[Figure collection entries]
--------------------------------------------------
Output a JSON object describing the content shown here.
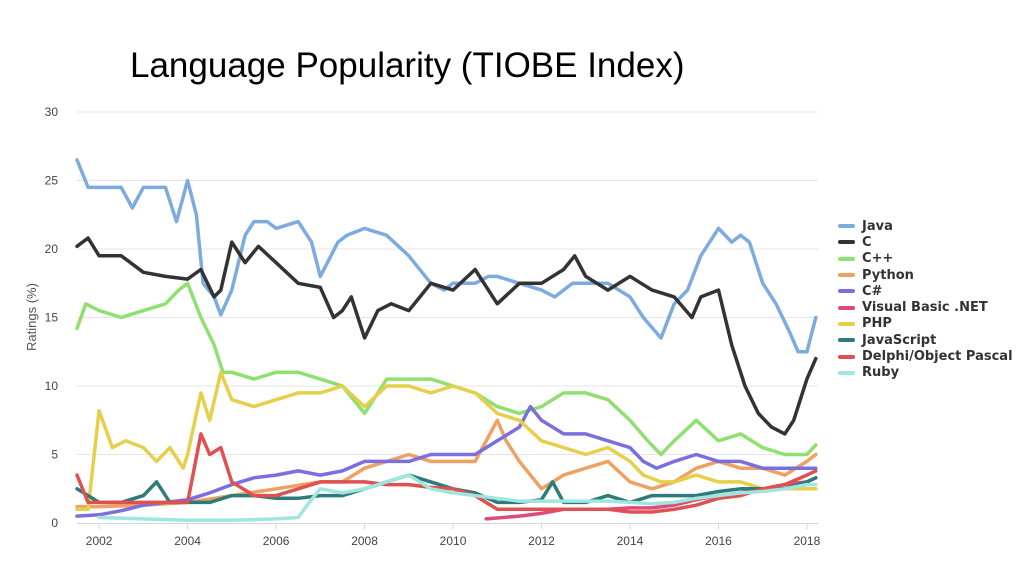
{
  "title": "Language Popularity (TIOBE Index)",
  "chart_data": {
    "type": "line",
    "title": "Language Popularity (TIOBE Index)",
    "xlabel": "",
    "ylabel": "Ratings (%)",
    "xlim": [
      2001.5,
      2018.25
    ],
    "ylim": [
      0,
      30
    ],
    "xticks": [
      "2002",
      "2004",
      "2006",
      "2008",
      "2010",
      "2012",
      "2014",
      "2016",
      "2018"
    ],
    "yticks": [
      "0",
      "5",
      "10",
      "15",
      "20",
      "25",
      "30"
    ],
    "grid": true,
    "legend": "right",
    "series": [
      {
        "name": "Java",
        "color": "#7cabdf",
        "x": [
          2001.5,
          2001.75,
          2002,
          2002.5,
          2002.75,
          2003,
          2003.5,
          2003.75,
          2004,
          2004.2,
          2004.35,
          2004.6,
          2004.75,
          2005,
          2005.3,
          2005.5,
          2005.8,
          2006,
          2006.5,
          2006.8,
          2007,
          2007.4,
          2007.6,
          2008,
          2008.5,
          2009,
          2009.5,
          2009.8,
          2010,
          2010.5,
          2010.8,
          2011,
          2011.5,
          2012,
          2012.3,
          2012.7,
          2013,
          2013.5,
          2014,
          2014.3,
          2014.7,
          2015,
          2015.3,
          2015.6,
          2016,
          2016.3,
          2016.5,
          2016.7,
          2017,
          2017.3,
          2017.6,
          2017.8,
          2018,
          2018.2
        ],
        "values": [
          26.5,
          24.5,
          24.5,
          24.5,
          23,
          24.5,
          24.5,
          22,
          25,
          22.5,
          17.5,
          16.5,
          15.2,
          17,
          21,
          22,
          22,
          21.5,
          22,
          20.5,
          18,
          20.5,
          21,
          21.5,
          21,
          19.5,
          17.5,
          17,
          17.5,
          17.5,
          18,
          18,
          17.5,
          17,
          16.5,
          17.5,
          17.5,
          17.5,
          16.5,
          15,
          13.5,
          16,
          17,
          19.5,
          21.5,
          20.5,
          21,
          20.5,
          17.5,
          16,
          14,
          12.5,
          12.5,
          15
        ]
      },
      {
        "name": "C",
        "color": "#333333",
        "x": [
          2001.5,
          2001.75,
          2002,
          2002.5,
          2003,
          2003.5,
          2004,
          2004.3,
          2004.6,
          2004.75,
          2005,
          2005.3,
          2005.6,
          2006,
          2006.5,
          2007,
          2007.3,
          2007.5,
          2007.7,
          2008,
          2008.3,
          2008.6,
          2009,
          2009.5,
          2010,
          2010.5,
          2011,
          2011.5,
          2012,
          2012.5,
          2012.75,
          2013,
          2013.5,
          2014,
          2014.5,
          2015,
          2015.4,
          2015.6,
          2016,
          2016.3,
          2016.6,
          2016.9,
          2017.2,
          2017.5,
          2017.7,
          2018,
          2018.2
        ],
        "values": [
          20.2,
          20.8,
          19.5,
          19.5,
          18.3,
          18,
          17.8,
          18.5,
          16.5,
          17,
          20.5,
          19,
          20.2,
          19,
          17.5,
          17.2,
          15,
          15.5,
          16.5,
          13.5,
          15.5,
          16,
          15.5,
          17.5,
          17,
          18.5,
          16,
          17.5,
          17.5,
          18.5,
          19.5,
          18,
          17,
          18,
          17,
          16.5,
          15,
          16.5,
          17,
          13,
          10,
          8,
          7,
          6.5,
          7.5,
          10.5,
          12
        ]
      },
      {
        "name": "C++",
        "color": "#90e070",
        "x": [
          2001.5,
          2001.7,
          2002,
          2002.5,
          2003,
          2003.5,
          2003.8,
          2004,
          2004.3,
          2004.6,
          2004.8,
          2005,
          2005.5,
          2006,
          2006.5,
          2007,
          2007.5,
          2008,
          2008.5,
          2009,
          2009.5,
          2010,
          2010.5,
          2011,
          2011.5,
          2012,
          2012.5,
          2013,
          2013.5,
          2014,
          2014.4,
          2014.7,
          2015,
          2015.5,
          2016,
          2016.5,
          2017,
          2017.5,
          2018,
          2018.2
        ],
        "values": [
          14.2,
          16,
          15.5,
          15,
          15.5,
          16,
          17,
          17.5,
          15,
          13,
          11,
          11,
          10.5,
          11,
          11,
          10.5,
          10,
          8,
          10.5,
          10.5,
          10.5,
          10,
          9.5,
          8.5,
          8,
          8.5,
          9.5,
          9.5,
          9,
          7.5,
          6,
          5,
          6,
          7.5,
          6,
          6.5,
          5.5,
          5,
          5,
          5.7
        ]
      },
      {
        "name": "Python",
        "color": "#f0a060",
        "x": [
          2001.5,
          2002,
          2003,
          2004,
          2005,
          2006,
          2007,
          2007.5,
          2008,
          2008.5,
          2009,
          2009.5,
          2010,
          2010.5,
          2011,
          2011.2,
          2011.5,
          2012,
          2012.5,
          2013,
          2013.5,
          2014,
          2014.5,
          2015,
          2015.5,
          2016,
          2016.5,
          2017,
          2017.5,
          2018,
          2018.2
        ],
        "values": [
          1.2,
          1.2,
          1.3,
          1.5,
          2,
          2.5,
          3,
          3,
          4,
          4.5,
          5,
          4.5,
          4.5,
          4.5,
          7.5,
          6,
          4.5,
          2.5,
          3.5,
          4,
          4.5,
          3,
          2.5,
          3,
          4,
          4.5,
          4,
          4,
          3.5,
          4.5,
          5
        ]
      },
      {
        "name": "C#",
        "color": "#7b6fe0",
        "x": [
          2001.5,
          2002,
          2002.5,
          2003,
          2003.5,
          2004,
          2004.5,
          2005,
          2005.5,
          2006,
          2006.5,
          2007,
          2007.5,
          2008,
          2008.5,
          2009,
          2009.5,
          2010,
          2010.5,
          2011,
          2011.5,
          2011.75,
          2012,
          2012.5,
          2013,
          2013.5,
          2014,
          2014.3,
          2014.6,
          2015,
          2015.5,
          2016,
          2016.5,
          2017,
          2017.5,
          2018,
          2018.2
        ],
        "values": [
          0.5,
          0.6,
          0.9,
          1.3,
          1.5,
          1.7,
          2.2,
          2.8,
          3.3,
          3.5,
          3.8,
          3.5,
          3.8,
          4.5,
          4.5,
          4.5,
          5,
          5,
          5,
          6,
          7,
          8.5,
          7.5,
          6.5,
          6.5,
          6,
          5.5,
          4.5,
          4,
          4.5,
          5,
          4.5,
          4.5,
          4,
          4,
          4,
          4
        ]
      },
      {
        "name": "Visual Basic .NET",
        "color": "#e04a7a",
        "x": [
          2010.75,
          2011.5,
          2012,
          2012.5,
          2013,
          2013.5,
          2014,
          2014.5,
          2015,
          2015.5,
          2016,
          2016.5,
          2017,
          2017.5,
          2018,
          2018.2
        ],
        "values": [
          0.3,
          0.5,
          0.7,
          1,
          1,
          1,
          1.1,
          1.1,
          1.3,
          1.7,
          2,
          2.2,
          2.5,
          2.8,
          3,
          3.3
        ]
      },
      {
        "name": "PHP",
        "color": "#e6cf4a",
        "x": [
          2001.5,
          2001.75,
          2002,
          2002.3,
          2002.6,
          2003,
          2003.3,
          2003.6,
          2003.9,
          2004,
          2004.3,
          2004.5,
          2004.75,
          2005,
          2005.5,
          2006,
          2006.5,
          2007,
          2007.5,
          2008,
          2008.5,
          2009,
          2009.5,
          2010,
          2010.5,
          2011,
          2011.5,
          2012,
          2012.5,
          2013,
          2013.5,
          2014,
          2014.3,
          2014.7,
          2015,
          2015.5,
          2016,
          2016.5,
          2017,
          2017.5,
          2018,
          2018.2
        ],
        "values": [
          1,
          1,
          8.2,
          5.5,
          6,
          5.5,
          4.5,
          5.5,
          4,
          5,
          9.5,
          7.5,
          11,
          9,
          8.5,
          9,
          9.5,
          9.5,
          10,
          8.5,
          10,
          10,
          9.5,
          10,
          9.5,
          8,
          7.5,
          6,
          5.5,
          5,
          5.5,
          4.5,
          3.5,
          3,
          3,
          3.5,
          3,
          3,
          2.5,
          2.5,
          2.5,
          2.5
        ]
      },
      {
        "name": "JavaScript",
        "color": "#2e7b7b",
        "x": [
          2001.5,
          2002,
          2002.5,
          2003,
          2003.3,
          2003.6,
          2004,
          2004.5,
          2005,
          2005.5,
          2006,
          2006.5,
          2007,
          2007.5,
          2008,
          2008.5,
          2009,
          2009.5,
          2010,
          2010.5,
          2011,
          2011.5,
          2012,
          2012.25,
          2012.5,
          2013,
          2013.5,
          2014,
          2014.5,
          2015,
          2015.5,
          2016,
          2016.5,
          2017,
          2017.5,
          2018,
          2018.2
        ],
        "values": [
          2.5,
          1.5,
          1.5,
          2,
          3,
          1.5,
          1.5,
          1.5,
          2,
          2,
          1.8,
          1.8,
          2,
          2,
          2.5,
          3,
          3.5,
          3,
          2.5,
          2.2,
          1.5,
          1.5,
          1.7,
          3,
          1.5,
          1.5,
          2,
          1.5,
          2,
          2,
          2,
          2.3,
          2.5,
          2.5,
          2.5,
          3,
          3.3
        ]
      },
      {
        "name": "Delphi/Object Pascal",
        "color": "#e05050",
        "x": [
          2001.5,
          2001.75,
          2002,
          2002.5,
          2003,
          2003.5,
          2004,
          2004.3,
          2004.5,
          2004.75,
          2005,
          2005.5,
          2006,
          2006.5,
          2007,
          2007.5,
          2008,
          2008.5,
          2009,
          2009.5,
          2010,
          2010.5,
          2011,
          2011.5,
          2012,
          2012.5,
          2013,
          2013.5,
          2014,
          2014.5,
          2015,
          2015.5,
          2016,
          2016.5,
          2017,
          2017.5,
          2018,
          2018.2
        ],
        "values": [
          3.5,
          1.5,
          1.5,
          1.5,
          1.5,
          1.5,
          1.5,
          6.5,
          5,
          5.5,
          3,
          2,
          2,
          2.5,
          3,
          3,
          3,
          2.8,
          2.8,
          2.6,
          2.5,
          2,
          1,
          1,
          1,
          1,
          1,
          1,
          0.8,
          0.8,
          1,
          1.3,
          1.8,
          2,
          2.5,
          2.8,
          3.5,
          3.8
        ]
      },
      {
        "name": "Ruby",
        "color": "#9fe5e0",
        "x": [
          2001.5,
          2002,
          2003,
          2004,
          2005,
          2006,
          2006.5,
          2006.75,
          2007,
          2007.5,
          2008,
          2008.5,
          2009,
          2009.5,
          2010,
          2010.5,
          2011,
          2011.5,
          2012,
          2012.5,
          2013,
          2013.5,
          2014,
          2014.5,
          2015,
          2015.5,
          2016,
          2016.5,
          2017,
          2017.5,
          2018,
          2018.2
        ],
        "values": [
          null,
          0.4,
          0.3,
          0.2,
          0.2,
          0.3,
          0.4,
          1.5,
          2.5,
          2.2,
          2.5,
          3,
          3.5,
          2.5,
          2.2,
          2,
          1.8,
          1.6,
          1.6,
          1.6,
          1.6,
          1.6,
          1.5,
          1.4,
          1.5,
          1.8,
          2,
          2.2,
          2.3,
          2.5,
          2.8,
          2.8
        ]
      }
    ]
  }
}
--------------------------------------------------
Extract all lines from the data in which "TIOBE" is found.

  "title": "Language Popularity (TIOBE Index)",
    "title": "Language Popularity (TIOBE Index)",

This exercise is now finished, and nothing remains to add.